> _PASSAGE SHOWN_
-*-*-
Exclusive: The Dilemma of the Civilized: From '60s Radicalism to Islamic Jihad

Andrew McCarthy is a friend and former colleague. He's also a convenient guy for me to have around - someone whose career was similar to mine and who, now out of government and making a living as a public commentator, can be counted on to take an argument further than I would. That means whenever I worry about having been overly bellicose in my writings about government incompetence or the evil aspirations of Muslims (as sometimes happens), McCarthy has probably already beaten me to the punch, and gone even further.

McCarthy's book, Willful Blindness: Memoirs of the Jihad (Encounter 2008) follows this pattern. It is his story of prosecuting Sheik Omar Abdul Rahman, and includes quite a bit of geopolitical analysis that formed the background of the case. How willing is McCarthy to damn the consequences in the current climate and state what's on his mind? Consider the final paragraph of his book (which approximates my current sentiments):

"Islam is like fire. For the majority of Muslims who would reject, reform or tacitly ignore its combustible elements, it is a force of good: a source of comfort, a guide to dignity and the life honorably lived. But for countless others - not a fringe, but tens of millions over who the majority is bereft of influence - it is a conflagration waiting to happen. We are the realm it would engulf. And there is always a Blind Sheikh ready to light to fuse. We can open our eyes and see it. Or not."
-*-*-
> _TASKS TO PERFORM_
1. In the passage on Willful Blindness, take everything from "Exclusive: The Dilemma" down to "gone even further." and write it out again, replacing "colleague" with "coworker".
2. Answer these from the passage on Willful Blindness:
(a) Whom did McCarthy prosecute, according to the passage?
(b) Which publisher and year are given for the book?
(c) What is Islam compared to in the final paragraph that is quoted?
The lines after the passage on Willful Blindness are not needed for any of this.

Item position entries
-*-*-
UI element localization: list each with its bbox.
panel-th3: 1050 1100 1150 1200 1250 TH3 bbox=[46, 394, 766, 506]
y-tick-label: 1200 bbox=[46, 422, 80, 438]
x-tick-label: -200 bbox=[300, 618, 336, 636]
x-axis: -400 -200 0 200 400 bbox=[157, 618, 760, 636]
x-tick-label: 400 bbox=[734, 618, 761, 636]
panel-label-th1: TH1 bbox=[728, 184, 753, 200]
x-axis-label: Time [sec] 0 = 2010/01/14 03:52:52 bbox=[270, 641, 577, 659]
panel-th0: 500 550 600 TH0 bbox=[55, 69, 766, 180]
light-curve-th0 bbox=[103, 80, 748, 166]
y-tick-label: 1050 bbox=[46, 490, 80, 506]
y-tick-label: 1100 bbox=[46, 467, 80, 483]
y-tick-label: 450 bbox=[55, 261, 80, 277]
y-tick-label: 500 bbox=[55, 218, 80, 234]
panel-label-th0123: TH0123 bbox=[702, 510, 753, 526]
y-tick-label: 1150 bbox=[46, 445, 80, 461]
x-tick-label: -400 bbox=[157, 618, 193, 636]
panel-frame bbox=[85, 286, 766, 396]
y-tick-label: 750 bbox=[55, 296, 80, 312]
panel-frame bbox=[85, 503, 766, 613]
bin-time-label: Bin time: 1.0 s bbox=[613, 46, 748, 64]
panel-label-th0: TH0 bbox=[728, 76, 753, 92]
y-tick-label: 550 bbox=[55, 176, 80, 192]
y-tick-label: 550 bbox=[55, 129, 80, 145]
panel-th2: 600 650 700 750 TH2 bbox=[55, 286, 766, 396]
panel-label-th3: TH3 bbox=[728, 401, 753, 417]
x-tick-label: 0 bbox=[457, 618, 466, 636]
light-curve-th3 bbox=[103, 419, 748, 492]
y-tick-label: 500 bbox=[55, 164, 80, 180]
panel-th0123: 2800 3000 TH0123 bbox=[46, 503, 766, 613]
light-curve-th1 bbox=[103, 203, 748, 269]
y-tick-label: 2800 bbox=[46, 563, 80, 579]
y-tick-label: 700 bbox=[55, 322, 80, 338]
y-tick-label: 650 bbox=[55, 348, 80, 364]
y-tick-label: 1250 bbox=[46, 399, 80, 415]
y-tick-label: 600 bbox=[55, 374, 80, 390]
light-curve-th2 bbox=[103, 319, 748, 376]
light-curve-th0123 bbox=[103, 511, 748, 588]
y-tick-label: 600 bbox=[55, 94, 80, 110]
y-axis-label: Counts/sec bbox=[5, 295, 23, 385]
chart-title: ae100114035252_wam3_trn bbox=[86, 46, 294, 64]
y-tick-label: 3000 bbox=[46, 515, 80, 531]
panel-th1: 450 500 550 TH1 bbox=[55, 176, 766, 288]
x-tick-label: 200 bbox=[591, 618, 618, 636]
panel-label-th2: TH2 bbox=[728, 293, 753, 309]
-*-*-
> _SOLVED PROBLEMS_
1.
Exclusive: The Dilemma of the Civilized: From '60s Radicalism to Islamic Jihad

Andrew McCarthy is a friend and former coworker. He's also a convenient guy for me to have around - someone whose career was similar to mine and who, now out of government and making a living as a public commentator, can be counted on to take an argument further than I would. That means whenever I worry about having been overly bellicose in my writings about government incompetence or the evil aspirations of Muslims (as sometimes happens), McCarthy has probably already beaten me to the punch, and gone even further.

2.
(a) Sheik Omar Abdul Rahman
(b) Encounter, 2008
(c) Fire